• [SOURCE TEXT]
= = = = = = =

Don't Start the Revolution Without Me!
Page 21
One day, she was working the chow line, when who came through but somebody she knew—Governor Christie Todd Whitman from New Jersey. She recognized Terry and said, “What are you doing here?” Terry went, “Shhhhhh.” Christie moved on.
TERRY: I worked at the coroner’s site, mostly in food and also seeing people who had come to receive their benefits. At the four corners, there were little tents set up, and they were still bringing out bodies. The workers could come in and get masks and socks and gloves, eye drops, nose plugs, goggles, hand cream. And teas and coffee and granola bars and aspirin, and bandaids and mercurochrome. Anything they might need out there that they couldn’t just run and get.
I remember this one guy came in—I was all alone at the time—and I said, “Would you like some coffee or soup?” He said, “Yeah, maybe some soup.” Basically, his job was driving a little truck that had pieces of people that they’d found. The people in there identifying body parts—they’d work twelve or fourteen hour days. Sometimes they’d come up to me and just start spilling their guts. They’d get overwhelmed by it all. It was just so terribly, terribly sad.
We set up a huge toy shop. Kids could come in with their parents and get free toys and gifts for their families. It was all donated. They had buses bringing people in. The lines were tremendously long. As we would run out of toys, some mothers started stealing from other mother’s baskets.
But the Salvation Army taught me a huge lesson. When people would come to receive their benefits, they needed two pieces of identification, including a bill from their apartment. This one guy had nothing and he kept yelling at me, “I’d better get some money or I’m going to the press, I’m gonna say the Salvation Army is cheating everybody!” I got really furious. I said, “Just a minute. I have to go talk to my supervisor, because I don’t know how to answer your question.”
I told my supervisor, “This guy is clearly a scam artist, somebody needs to go out there and have him removed.” She looked at me and said, “Terry, think about this man. He lives in such an awful state of mind in his life that he’s coming here trying to take money away from real victims. If anybody needs help, it’s this man.” Then she went on, “Give him fifty dollars, some free bus tokens, tell him God bless, and send him on his way. I’ll bet you anything he’ll go away happy. It’s not worth causing a big scene.”

= = = = = = =

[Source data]
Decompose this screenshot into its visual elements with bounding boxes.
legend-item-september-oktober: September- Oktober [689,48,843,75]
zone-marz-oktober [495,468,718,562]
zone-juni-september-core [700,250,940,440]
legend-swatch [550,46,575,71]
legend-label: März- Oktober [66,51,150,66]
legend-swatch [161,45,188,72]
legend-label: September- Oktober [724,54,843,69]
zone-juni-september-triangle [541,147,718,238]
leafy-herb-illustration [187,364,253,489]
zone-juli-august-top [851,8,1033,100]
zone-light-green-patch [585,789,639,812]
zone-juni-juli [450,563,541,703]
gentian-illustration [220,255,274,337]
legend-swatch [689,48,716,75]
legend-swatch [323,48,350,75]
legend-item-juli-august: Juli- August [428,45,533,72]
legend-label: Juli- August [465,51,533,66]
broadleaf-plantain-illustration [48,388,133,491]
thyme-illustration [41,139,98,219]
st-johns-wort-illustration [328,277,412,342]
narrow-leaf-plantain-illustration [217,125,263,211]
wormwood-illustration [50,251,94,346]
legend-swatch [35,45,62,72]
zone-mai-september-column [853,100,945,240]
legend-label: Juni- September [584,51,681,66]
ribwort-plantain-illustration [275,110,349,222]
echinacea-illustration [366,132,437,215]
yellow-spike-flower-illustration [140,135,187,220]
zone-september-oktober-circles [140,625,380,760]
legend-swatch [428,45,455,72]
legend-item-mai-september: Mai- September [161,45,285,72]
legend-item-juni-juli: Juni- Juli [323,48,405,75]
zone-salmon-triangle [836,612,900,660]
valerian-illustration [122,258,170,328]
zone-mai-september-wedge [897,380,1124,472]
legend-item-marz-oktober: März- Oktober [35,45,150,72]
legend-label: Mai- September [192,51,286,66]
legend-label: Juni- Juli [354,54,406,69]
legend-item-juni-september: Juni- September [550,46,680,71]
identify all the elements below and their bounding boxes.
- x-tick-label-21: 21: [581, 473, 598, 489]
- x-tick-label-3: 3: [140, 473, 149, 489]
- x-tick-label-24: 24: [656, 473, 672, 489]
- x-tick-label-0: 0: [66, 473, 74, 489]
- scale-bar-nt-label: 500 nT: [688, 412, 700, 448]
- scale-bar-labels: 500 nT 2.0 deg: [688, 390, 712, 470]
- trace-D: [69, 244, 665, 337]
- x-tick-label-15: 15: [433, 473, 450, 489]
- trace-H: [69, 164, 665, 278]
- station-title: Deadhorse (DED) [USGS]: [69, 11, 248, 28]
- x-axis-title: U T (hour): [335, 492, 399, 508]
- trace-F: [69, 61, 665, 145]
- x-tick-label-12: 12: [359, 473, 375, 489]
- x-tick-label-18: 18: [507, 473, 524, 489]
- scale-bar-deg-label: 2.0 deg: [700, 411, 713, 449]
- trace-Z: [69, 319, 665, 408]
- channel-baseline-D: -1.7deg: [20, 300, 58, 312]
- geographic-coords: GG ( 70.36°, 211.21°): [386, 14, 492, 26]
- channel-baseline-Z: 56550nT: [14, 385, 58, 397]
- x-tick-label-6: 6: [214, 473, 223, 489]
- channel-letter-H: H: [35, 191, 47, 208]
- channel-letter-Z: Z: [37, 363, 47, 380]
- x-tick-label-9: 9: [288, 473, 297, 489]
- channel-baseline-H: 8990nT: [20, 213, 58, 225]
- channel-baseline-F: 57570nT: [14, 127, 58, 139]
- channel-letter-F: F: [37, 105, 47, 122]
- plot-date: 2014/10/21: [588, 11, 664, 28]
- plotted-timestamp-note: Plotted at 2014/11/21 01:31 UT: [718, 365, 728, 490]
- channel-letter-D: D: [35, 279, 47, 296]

= = = = = = =

• [PROBLEMS AND TASKS]
**a.** Translate this sentence from the account of volunteering at the coroner's site into Spanish: "Kids could come in with their parents and get free toys and gifts for their families."
**b.** Summarize the account of volunteering at the coroner's site in two sentences.
**c.** Repeat word for word the passage from the account of volunteering at the coroner's site, starting with "I remember this" and going on through "other mother’s baskets.".

• [ANSWER LIST]
**a.** Los niños podían venir con sus padres y conseguir juguetes y regalos gratis para sus familias.

**b.** Terry worked at the coroner's site, mostly in food, handing out supplies to workers who were still bringing out bodies and hearing from overwhelmed people who identified body parts over twelve- or fourteen-hour days. After Terry asked to have a man with no identification removed as a scam artist, a Salvation Army supervisor said to give him fifty dollars and bus tokens instead, because he was the one who needed help.

**c.**
I remember this one guy came in—I was all alone at the time—and I said, “Would you like some coffee or soup?” He said, “Yeah, maybe some soup.” Basically, his job was driving a little truck that had pieces of people that they’d found. The people in there identifying body parts—they’d work twelve or fourteen hour days. Sometimes they’d come up to me and just start spilling their guts. They’d get overwhelmed by it all. It was just so terribly, terribly sad.
We set up a huge toy shop. Kids could come in with their parents and get free toys and gifts for their families. It was all donated. They had buses bringing people in. The lines were tremendously long. As we would run out of toys, some mothers started stealing from other mother’s baskets.